TASK INSTRUCTIONS: Can you give the entries as a numbered list, starting with the line that contains "Itemize the components" and going on through the line that contains "bar [245,494,642,511]", leaving out blank lines and pictures?

----- RECORD LIST -----

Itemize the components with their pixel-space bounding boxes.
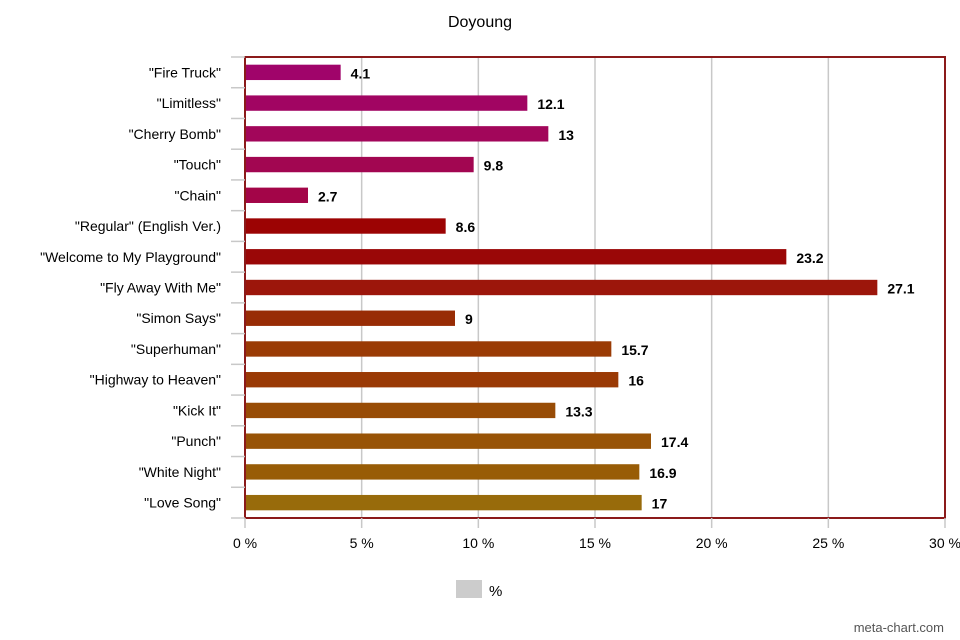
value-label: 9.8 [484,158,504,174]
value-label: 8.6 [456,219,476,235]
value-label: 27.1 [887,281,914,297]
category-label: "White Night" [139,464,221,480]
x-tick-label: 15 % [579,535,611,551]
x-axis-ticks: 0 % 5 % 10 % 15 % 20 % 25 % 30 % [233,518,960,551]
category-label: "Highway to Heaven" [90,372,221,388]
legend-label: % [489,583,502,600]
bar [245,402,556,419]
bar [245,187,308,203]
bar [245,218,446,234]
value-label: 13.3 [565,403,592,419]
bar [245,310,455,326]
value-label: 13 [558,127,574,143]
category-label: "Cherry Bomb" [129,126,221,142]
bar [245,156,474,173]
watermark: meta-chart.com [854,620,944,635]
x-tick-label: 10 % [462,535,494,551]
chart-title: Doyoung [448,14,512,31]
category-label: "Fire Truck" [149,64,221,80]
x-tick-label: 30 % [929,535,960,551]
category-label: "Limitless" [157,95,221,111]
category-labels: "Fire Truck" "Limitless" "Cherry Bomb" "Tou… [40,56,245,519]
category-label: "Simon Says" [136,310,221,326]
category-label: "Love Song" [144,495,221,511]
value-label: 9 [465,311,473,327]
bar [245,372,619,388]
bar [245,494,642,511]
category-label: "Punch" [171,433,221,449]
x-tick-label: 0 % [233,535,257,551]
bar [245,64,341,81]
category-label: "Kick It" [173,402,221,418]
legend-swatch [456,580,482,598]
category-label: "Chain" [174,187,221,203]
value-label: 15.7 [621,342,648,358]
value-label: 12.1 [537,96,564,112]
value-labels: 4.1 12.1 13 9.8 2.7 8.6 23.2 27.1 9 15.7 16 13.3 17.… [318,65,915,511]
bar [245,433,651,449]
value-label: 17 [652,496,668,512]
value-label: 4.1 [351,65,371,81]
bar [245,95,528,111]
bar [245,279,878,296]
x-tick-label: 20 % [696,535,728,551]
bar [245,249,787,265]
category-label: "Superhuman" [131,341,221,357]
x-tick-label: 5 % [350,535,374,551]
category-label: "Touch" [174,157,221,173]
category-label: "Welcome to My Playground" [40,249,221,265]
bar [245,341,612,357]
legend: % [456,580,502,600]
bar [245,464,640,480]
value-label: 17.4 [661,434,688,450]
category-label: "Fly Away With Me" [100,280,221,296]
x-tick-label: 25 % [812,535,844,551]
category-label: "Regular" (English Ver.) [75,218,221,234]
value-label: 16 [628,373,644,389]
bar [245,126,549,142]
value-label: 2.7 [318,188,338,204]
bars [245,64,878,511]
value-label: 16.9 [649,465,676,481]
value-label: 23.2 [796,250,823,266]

-----
----- RECORD LIST -----

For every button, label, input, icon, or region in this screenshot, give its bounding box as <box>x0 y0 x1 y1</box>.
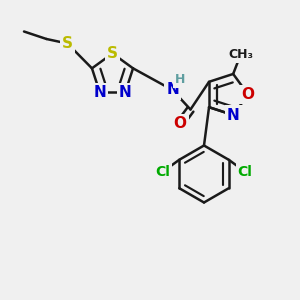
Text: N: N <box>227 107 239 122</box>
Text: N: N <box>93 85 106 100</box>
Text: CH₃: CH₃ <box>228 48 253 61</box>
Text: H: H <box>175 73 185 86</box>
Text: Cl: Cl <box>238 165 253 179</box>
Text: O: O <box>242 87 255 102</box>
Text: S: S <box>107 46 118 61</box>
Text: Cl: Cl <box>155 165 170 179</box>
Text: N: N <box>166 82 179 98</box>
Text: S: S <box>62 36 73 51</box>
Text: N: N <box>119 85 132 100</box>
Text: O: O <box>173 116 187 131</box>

-----
----- RECORD LIST -----

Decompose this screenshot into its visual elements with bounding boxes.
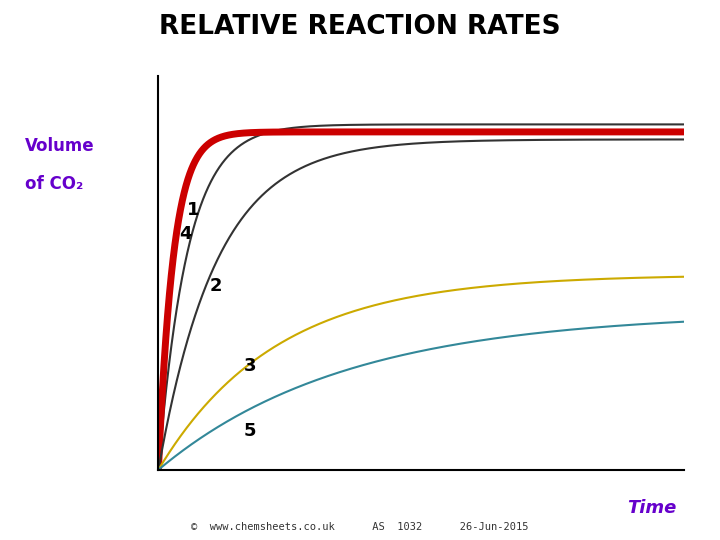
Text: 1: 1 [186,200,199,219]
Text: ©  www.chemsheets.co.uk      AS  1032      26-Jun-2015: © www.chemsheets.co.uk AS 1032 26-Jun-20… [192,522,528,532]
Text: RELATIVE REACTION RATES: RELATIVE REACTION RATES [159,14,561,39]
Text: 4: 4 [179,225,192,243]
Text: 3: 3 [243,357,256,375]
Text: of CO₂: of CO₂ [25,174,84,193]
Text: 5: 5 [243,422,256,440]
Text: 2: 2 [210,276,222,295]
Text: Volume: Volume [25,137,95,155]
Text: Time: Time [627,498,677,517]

-----

ANSWER FOR THE TASK:
1. Itemize the components with their pixel-space bounding boxes.
2. value-label: 9.8 [484,158,504,174]
3. value-label: 8.6 [456,219,476,235]
4. value-label: 27.1 [887,281,914,297]
5. category-label: "White Night" [139,464,221,480]
6. x-tick-label: 15 % [579,535,611,551]
7. x-axis-ticks: 0 % 5 % 10 % 15 % 20 % 25 % 30 % [233,518,960,551]
8. category-label: "Highway to Heaven" [90,372,221,388]
9. legend-label: % [489,583,502,600]
10. bar [245,402,556,419]
11. bar [245,187,308,203]
12. bar [245,218,446,234]
13. value-label: 13.3 [565,403,592,419]
14. bar [245,310,455,326]
15. value-label: 13 [558,127,574,143]
16. category-label: "Cherry Bomb" [129,126,221,142]
17. bar [245,156,474,173]
18. watermark: meta-chart.com [854,620,944,635]
19. x-tick-label: 10 % [462,535,494,551]
20. chart-title: Doyoung [448,14,512,31]
21. category-label: "Fire Truck" [149,64,221,80]
22. x-tick-label: 30 % [929,535,960,551]
23. category-label: "Limitless" [157,95,221,111]
24. category-labels: "Fire Truck" "Limitless" "Cherry Bomb" "Tou… [40,56,245,519]
25. category-label: "Simon Says" [136,310,221,326]
26. category-label: "Love Song" [144,495,221,511]
27. value-label: 9 [465,311,473,327]
28. bar [245,372,619,388]
29. bar [245,494,642,511]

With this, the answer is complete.